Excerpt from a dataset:

* * * *

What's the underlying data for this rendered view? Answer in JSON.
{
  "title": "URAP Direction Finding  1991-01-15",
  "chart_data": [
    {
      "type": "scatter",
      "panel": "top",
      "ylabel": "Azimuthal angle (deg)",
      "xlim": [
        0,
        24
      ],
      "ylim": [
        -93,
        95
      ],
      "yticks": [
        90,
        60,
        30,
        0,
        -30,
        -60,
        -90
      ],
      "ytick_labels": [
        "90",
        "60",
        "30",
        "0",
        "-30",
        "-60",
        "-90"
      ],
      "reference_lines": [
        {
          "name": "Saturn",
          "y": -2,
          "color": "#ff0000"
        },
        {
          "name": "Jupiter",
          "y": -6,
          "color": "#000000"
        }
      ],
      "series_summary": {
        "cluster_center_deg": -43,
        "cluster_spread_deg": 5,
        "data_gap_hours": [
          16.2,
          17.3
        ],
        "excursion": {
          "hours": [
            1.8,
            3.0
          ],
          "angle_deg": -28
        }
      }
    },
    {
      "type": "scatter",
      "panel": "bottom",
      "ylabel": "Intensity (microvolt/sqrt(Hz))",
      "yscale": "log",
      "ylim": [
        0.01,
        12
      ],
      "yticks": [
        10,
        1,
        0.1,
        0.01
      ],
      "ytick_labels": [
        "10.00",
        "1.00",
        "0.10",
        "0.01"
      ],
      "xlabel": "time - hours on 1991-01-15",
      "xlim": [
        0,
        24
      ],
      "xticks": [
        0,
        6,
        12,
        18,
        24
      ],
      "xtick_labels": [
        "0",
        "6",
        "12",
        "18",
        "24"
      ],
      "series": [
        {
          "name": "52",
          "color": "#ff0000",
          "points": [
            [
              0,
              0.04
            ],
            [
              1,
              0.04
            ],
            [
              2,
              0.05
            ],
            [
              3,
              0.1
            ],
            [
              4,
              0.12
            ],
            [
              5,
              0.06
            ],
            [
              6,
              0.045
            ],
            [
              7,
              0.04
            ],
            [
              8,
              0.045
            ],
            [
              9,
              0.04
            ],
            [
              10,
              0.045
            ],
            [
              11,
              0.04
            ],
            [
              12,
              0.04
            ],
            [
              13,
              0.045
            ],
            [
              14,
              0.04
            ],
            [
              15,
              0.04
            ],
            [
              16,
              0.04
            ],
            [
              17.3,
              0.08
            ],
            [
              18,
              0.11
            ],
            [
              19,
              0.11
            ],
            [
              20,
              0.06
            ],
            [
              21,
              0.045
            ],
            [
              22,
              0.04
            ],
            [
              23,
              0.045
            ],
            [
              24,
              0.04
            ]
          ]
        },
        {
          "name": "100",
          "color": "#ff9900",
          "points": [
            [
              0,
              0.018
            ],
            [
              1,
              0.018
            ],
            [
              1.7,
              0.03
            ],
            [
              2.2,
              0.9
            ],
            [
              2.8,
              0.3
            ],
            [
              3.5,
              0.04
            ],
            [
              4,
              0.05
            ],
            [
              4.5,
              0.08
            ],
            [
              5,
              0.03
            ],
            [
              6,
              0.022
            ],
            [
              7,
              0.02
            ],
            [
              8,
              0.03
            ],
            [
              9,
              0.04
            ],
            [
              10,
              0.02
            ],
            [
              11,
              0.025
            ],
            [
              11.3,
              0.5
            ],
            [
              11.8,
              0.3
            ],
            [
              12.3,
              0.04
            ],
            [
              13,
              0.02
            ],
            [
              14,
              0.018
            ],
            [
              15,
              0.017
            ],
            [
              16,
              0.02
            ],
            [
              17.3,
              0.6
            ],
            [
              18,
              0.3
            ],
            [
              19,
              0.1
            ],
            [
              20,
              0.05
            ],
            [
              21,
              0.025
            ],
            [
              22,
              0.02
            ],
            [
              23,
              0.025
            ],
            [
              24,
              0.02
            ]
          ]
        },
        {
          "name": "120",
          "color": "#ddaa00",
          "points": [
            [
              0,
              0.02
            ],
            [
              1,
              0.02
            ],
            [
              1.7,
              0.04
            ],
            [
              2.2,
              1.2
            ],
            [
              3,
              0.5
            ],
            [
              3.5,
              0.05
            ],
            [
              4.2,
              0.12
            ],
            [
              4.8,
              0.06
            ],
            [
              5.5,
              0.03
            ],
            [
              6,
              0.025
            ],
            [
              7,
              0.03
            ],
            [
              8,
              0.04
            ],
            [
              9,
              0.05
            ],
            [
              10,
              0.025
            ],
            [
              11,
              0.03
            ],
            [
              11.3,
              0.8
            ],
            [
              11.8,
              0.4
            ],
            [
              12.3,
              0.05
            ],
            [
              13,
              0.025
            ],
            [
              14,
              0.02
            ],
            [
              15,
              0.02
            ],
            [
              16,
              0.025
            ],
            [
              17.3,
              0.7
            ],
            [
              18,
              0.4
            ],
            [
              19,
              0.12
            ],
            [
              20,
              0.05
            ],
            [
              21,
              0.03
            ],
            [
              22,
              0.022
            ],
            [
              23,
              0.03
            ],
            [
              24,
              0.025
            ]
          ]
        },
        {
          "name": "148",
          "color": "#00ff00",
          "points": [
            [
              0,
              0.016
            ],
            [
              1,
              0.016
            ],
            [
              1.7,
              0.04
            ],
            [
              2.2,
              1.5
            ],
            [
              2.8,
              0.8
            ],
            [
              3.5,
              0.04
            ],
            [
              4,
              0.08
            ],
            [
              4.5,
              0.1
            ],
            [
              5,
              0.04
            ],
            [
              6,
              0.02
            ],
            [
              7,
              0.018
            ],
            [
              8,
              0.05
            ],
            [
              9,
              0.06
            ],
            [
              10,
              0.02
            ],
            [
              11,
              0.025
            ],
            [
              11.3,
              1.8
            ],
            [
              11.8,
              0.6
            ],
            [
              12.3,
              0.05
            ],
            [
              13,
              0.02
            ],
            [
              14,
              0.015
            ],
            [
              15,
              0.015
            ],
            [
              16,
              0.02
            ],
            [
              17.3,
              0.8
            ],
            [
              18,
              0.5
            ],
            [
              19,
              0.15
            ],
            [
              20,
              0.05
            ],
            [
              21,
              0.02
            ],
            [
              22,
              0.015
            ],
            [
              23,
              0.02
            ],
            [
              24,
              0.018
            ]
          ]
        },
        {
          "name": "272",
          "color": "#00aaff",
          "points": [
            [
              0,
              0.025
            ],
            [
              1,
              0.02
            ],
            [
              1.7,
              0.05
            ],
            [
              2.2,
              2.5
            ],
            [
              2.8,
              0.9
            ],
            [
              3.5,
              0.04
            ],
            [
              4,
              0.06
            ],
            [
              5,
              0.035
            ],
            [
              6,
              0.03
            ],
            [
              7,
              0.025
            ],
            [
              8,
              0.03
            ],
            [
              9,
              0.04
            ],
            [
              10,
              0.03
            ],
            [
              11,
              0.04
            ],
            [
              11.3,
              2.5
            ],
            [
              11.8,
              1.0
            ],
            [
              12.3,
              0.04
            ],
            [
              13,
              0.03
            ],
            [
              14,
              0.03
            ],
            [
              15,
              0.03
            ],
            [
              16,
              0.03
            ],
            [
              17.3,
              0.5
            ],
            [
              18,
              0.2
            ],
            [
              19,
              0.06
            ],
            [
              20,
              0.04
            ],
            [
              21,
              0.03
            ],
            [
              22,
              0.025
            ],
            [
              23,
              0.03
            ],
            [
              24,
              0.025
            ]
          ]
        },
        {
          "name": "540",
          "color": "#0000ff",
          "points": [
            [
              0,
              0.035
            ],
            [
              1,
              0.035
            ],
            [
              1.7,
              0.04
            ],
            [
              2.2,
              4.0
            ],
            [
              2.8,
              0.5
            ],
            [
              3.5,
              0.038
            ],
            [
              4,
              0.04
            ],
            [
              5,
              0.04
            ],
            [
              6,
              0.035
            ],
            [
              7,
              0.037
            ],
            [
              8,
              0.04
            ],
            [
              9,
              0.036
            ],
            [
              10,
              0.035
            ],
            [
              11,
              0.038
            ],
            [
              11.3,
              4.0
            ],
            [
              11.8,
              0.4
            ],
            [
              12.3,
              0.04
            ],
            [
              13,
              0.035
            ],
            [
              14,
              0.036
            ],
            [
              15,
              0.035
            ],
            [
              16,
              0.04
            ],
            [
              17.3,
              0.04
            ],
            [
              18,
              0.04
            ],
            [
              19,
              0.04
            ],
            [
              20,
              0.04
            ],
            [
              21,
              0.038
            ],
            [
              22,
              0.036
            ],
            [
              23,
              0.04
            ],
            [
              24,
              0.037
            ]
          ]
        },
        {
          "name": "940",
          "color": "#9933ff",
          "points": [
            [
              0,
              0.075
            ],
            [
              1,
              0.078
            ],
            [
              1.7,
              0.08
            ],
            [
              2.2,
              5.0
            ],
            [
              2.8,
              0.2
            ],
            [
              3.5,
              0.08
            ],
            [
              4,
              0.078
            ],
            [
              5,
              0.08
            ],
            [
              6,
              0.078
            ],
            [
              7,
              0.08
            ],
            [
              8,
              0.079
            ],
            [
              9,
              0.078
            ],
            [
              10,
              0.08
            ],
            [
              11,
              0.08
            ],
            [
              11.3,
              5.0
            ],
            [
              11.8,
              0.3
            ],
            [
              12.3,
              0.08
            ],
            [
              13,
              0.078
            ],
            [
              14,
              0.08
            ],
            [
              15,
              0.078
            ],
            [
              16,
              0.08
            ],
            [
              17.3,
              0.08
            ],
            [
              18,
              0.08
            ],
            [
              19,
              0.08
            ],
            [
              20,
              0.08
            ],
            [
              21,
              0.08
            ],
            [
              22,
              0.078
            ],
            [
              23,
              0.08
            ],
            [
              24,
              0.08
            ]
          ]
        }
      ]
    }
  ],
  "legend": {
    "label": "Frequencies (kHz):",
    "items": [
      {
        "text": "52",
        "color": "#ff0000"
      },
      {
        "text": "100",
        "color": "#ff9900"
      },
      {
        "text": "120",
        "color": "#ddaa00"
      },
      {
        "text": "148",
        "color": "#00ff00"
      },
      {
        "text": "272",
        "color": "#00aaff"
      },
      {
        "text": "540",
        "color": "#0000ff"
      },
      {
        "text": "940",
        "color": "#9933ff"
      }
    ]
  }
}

* * * *

SET PROBLEM: How many lines of the data hold the string "text"? Reply with the number alone.

FINAL RESULT: 7